Task statement — Beginning at the line that contains "Output the text content of this document.", transcribe the remaining lines of the listing exactly; include the final line and omit everything before.

Data supplied —

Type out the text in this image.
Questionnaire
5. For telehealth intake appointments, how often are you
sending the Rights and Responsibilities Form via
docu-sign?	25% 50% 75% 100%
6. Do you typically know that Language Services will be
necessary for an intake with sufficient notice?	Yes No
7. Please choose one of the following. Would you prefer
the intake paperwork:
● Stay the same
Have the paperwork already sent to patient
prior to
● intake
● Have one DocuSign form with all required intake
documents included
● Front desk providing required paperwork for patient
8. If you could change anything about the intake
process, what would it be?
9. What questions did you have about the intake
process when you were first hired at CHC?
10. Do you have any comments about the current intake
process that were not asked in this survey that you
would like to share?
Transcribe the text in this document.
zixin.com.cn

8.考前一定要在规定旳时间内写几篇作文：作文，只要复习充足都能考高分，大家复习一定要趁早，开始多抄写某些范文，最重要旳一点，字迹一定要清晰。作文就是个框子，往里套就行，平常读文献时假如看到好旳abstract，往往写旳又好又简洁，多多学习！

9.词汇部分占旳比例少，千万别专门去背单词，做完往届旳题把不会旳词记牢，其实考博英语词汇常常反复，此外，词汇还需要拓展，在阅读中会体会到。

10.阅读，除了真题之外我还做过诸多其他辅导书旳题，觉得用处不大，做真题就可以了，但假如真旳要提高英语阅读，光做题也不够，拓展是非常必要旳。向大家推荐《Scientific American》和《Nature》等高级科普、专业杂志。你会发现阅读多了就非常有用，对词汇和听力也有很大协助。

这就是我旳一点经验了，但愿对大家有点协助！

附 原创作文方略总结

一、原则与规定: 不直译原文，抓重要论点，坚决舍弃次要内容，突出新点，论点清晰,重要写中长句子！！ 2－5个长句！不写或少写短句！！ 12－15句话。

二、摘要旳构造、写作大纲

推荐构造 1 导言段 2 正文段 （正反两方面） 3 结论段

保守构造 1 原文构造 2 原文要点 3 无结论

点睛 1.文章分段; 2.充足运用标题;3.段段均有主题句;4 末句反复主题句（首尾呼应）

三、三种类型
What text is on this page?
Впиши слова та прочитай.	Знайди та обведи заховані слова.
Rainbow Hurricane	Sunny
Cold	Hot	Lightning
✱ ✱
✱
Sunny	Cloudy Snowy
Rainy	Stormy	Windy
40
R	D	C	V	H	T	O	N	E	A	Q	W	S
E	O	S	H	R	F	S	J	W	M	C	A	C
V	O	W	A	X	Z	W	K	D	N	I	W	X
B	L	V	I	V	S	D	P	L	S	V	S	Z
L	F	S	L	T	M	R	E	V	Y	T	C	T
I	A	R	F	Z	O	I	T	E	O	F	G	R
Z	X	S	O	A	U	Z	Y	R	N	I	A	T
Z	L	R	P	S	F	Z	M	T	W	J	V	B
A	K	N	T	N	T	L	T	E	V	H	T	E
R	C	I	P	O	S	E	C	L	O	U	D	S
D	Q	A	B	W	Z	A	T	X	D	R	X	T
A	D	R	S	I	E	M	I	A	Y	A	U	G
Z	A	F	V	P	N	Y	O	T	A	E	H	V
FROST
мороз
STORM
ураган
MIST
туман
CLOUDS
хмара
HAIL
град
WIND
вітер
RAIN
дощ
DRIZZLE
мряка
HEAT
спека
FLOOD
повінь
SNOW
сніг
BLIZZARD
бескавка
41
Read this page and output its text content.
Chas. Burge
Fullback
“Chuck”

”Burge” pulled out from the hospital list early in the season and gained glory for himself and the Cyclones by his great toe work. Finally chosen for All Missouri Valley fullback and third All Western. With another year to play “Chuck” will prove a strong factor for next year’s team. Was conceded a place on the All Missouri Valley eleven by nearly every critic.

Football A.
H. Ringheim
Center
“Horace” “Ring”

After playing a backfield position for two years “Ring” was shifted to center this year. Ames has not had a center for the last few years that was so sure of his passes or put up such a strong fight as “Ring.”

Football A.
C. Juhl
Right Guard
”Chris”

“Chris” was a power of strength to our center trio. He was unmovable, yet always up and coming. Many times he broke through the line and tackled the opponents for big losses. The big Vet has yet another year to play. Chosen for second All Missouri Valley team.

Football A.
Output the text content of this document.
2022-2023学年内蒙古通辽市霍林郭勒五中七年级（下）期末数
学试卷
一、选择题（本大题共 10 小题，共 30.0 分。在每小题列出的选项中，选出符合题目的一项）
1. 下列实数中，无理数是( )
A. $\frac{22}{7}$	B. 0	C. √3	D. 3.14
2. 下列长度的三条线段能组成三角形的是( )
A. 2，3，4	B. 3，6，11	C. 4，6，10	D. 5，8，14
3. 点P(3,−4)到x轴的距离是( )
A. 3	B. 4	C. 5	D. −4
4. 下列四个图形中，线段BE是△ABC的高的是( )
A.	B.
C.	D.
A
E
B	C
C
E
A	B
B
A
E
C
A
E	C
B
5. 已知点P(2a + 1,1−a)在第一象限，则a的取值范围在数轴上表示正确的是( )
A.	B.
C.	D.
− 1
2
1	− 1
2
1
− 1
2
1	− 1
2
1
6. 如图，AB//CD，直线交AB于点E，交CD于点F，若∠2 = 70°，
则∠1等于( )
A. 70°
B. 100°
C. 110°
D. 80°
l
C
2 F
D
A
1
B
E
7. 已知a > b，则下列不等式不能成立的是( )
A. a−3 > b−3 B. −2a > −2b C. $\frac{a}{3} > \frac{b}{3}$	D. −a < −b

Correct answer —
Output the text content of this document.
2022-2023学年内蒙古通辽市霍林郭勒五中七年级（下）期末数
学试卷
一、选择题（本大题共 10 小题，共 30.0 分。在每小题列出的选项中，选出符合题目的一项）
1. 下列实数中，无理数是( )
A. $\frac{22}{7}$	B. 0	C. √3	D. 3.14
2. 下列长度的三条线段能组成三角形的是( )
A. 2，3，4	B. 3，6，11	C. 4，6，10	D. 5，8，14
3. 点P(3,−4)到x轴的距离是( )
A. 3	B. 4	C. 5	D. −4
4. 下列四个图形中，线段BE是△ABC的高的是( )
A.	B.
C.	D.
A
E
B	C
C
E
A	B
B
A
E
C
A
E	C
B
5. 已知点P(2a + 1,1−a)在第一象限，则a的取值范围在数轴上表示正确的是( )
A.	B.
C.	D.
− 1
2
1	− 1
2
1
− 1
2
1	− 1
2
1
6. 如图，AB//CD，直线交AB于点E，交CD于点F，若∠2 = 70°，
则∠1等于( )
A. 70°
B. 100°
C. 110°
D. 80°
l
C
2 F
D
A
1
B
E
7. 已知a > b，则下列不等式不能成立的是( )
A. a−3 > b−3 B. −2a > −2b C. $\frac{a}{3} > \frac{b}{3}$	D. −a < −b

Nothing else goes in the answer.